Extracted material -
========
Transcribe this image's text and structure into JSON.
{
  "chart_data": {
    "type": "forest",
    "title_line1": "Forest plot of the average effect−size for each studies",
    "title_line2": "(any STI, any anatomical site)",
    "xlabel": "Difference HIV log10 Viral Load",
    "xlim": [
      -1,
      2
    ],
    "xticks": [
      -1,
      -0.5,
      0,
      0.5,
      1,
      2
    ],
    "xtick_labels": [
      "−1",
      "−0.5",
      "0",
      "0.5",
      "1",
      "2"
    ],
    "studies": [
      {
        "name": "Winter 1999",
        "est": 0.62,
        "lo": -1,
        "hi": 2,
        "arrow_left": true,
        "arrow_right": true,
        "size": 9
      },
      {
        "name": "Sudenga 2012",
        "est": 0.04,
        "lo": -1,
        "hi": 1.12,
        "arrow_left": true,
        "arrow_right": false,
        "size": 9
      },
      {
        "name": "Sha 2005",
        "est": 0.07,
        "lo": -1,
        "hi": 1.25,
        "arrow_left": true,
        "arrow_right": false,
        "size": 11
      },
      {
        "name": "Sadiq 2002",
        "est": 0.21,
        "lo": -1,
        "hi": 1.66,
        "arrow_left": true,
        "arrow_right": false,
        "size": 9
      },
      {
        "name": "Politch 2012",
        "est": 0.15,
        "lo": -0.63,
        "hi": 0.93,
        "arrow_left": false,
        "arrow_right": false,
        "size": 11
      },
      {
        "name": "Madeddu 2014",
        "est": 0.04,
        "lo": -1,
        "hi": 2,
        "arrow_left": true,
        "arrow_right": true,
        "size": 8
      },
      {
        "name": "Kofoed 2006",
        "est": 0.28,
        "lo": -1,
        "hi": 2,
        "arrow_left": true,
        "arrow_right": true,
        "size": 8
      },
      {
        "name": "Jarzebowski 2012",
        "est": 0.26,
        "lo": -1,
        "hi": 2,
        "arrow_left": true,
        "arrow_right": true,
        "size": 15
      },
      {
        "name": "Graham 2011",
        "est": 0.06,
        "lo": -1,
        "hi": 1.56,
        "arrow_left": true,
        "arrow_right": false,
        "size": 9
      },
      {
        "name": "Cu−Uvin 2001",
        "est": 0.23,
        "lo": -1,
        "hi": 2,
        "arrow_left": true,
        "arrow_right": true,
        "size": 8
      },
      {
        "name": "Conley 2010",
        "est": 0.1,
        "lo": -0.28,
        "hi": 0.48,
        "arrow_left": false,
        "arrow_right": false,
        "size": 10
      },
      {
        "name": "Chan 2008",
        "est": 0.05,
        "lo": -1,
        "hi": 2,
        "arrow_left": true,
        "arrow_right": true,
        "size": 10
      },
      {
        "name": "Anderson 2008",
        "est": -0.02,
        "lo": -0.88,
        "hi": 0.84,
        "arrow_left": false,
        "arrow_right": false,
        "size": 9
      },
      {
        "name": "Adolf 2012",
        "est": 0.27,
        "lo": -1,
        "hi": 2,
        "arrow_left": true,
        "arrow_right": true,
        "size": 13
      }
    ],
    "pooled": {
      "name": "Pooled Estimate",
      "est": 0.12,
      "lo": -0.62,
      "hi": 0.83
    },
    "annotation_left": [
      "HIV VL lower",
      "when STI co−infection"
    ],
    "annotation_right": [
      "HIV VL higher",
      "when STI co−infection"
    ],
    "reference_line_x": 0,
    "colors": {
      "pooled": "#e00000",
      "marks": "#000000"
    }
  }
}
========
When you answer, repeat each entry exactly as it appears above.

Reply to the task -
Transcribe this image's text and structure into JSON.
{
  "chart_data": {
    "type": "forest",
    "title_line1": "Forest plot of the average effect−size for each studies",
    "title_line2": "(any STI, any anatomical site)",
    "xlabel": "Difference HIV log10 Viral Load",
    "xlim": [
      -1,
      2
    ],
    "xticks": [
      -1,
      -0.5,
      0,
      0.5,
      1,
      2
    ],
    "xtick_labels": [
      "−1",
      "−0.5",
      "0",
      "0.5",
      "1",
      "2"
    ],
    "studies": [
      {
        "name": "Winter 1999",
        "est": 0.62,
        "lo": -1,
        "hi": 2,
        "arrow_left": true,
        "arrow_right": true,
        "size": 9
      },
      {
        "name": "Sudenga 2012",
        "est": 0.04,
        "lo": -1,
        "hi": 1.12,
        "arrow_left": true,
        "arrow_right": false,
        "size": 9
      },
      {
        "name": "Sha 2005",
        "est": 0.07,
        "lo": -1,
        "hi": 1.25,
        "arrow_left": true,
        "arrow_right": false,
        "size": 11
      },
      {
        "name": "Sadiq 2002",
        "est": 0.21,
        "lo": -1,
        "hi": 1.66,
        "arrow_left": true,
        "arrow_right": false,
        "size": 9
      },
      {
        "name": "Politch 2012",
        "est": 0.15,
        "lo": -0.63,
        "hi": 0.93,
        "arrow_left": false,
        "arrow_right": false,
        "size": 11
      },
      {
        "name": "Madeddu 2014",
        "est": 0.04,
        "lo": -1,
        "hi": 2,
        "arrow_left": true,
        "arrow_right": true,
        "size": 8
      },
      {
        "name": "Kofoed 2006",
        "est": 0.28,
        "lo": -1,
        "hi": 2,
        "arrow_left": true,
        "arrow_right": true,
        "size": 8
      },
      {
        "name": "Jarzebowski 2012",
        "est": 0.26,
        "lo": -1,
        "hi": 2,
        "arrow_left": true,
        "arrow_right": true,
        "size": 15
      },
      {
        "name": "Graham 2011",
        "est": 0.06,
        "lo": -1,
        "hi": 1.56,
        "arrow_left": true,
        "arrow_right": false,
        "size": 9
      },
      {
        "name": "Cu−Uvin 2001",
        "est": 0.23,
        "lo": -1,
        "hi": 2,
        "arrow_left": true,
        "arrow_right": true,
        "size": 8
      },
      {
        "name": "Conley 2010",
        "est": 0.1,
        "lo": -0.28,
        "hi": 0.48,
        "arrow_left": false,
        "arrow_right": false,
        "size": 10
      },
      {
        "name": "Chan 2008",
        "est": 0.05,
        "lo": -1,
        "hi": 2,
        "arrow_left": true,
        "arrow_right": true,
        "size": 10
      },
      {
        "name": "Anderson 2008",
        "est": -0.02,
        "lo": -0.88,
        "hi": 0.84,
        "arrow_left": false,
        "arrow_right": false,
        "size": 9
      },
      {
        "name": "Adolf 2012",
        "est": 0.27,
        "lo": -1,
        "hi": 2,
        "arrow_left": true,
        "arrow_right": true,
        "size": 13
      }
    ],
    "pooled": {
      "name": "Pooled Estimate",
      "est": 0.12,
      "lo": -0.62,
      "hi": 0.83
    },
    "annotation_left": [
      "HIV VL lower",
      "when STI co−infection"
    ],
    "annotation_right": [
      "HIV VL higher",
      "when STI co−infection"
    ],
    "reference_line_x": 0,
    "colors": {
      "pooled": "#e00000",
      "marks": "#000000"
    }
  }
}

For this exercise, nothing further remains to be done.